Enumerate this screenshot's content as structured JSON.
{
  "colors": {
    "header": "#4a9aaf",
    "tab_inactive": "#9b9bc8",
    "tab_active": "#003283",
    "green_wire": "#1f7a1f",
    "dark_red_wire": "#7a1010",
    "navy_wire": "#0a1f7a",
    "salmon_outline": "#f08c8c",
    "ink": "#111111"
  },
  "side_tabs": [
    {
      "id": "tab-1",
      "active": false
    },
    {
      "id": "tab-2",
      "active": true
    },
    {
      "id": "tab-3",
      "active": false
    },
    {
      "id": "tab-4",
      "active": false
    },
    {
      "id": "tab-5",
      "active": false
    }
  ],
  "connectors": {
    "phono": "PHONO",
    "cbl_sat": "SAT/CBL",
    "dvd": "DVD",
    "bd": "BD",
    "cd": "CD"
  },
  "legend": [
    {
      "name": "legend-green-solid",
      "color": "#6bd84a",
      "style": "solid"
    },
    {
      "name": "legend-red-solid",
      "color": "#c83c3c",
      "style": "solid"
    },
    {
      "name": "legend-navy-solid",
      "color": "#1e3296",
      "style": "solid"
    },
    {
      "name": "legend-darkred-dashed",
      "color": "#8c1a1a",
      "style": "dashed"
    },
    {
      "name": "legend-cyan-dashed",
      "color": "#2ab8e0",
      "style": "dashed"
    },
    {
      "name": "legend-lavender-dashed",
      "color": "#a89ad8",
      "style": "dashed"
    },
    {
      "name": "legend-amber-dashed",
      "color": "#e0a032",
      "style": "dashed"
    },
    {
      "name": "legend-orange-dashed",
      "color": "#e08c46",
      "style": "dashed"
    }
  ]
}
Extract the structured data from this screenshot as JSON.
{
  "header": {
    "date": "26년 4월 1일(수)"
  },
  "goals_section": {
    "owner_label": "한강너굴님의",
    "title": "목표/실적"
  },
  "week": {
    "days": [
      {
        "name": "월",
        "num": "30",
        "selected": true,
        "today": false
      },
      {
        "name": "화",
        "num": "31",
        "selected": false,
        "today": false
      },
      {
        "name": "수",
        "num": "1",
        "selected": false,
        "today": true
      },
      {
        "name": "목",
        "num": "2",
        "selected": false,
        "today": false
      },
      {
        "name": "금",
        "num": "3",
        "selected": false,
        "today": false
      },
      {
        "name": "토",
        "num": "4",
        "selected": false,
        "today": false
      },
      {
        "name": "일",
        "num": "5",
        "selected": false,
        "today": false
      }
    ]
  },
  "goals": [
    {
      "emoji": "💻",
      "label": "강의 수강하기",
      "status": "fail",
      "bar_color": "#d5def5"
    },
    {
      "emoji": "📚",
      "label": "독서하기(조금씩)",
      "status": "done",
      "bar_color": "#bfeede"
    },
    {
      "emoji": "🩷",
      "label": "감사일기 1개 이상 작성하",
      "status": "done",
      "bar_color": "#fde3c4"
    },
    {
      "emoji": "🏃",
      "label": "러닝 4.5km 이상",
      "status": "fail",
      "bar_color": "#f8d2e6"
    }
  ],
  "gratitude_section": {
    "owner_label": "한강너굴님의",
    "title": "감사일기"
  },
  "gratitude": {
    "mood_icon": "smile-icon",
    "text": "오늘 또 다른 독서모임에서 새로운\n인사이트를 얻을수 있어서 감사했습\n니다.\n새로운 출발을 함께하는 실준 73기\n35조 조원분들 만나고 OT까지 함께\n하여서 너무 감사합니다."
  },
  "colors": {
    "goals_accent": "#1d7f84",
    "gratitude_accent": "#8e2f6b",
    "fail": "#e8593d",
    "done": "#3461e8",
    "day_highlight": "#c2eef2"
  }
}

__________

* Task instructions
Above are some records. Print them all exactly.

* Completed exercise
Enumerate this screenshot's content as structured JSON.
{
  "colors": {
    "header": "#4a9aaf",
    "tab_inactive": "#9b9bc8",
    "tab_active": "#003283",
    "green_wire": "#1f7a1f",
    "dark_red_wire": "#7a1010",
    "navy_wire": "#0a1f7a",
    "salmon_outline": "#f08c8c",
    "ink": "#111111"
  },
  "side_tabs": [
    {
      "id": "tab-1",
      "active": false
    },
    {
      "id": "tab-2",
      "active": true
    },
    {
      "id": "tab-3",
      "active": false
    },
    {
      "id": "tab-4",
      "active": false
    },
    {
      "id": "tab-5",
      "active": false
    }
  ],
  "connectors": {
    "phono": "PHONO",
    "cbl_sat": "SAT/CBL",
    "dvd": "DVD",
    "bd": "BD",
    "cd": "CD"
  },
  "legend": [
    {
      "name": "legend-green-solid",
      "color": "#6bd84a",
      "style": "solid"
    },
    {
      "name": "legend-red-solid",
      "color": "#c83c3c",
      "style": "solid"
    },
    {
      "name": "legend-navy-solid",
      "color": "#1e3296",
      "style": "solid"
    },
    {
      "name": "legend-darkred-dashed",
      "color": "#8c1a1a",
      "style": "dashed"
    },
    {
      "name": "legend-cyan-dashed",
      "color": "#2ab8e0",
      "style": "dashed"
    },
    {
      "name": "legend-lavender-dashed",
      "color": "#a89ad8",
      "style": "dashed"
    },
    {
      "name": "legend-amber-dashed",
      "color": "#e0a032",
      "style": "dashed"
    },
    {
      "name": "legend-orange-dashed",
      "color": "#e08c46",
      "style": "dashed"
    }
  ]
}
Extract the structured data from this screenshot as JSON.
{
  "header": {
    "date": "26년 4월 1일(수)"
  },
  "goals_section": {
    "owner_label": "한강너굴님의",
    "title": "목표/실적"
  },
  "week": {
    "days": [
      {
        "name": "월",
        "num": "30",
        "selected": true,
        "today": false
      },
      {
        "name": "화",
        "num": "31",
        "selected": false,
        "today": false
      },
      {
        "name": "수",
        "num": "1",
        "selected": false,
        "today": true
      },
      {
        "name": "목",
        "num": "2",
        "selected": false,
        "today": false
      },
      {
        "name": "금",
        "num": "3",
        "selected": false,
        "today": false
      },
      {
        "name": "토",
        "num": "4",
        "selected": false,
        "today": false
      },
      {
        "name": "일",
        "num": "5",
        "selected": false,
        "today": false
      }
    ]
  },
  "goals": [
    {
      "emoji": "💻",
      "label": "강의 수강하기",
      "status": "fail",
      "bar_color": "#d5def5"
    },
    {
      "emoji": "📚",
      "label": "독서하기(조금씩)",
      "status": "done",
      "bar_color": "#bfeede"
    },
    {
      "emoji": "🩷",
      "label": "감사일기 1개 이상 작성하",
      "status": "done",
      "bar_color": "#fde3c4"
    },
    {
      "emoji": "🏃",
      "label": "러닝 4.5km 이상",
      "status": "fail",
      "bar_color": "#f8d2e6"
    }
  ],
  "gratitude_section": {
    "owner_label": "한강너굴님의",
    "title": "감사일기"
  },
  "gratitude": {
    "mood_icon": "smile-icon",
    "text": "오늘 또 다른 독서모임에서 새로운\n인사이트를 얻을수 있어서 감사했습\n니다.\n새로운 출발을 함께하는 실준 73기\n35조 조원분들 만나고 OT까지 함께\n하여서 너무 감사합니다."
  },
  "colors": {
    "goals_accent": "#1d7f84",
    "gratitude_accent": "#8e2f6b",
    "fail": "#e8593d",
    "done": "#3461e8",
    "day_highlight": "#c2eef2"
  }
}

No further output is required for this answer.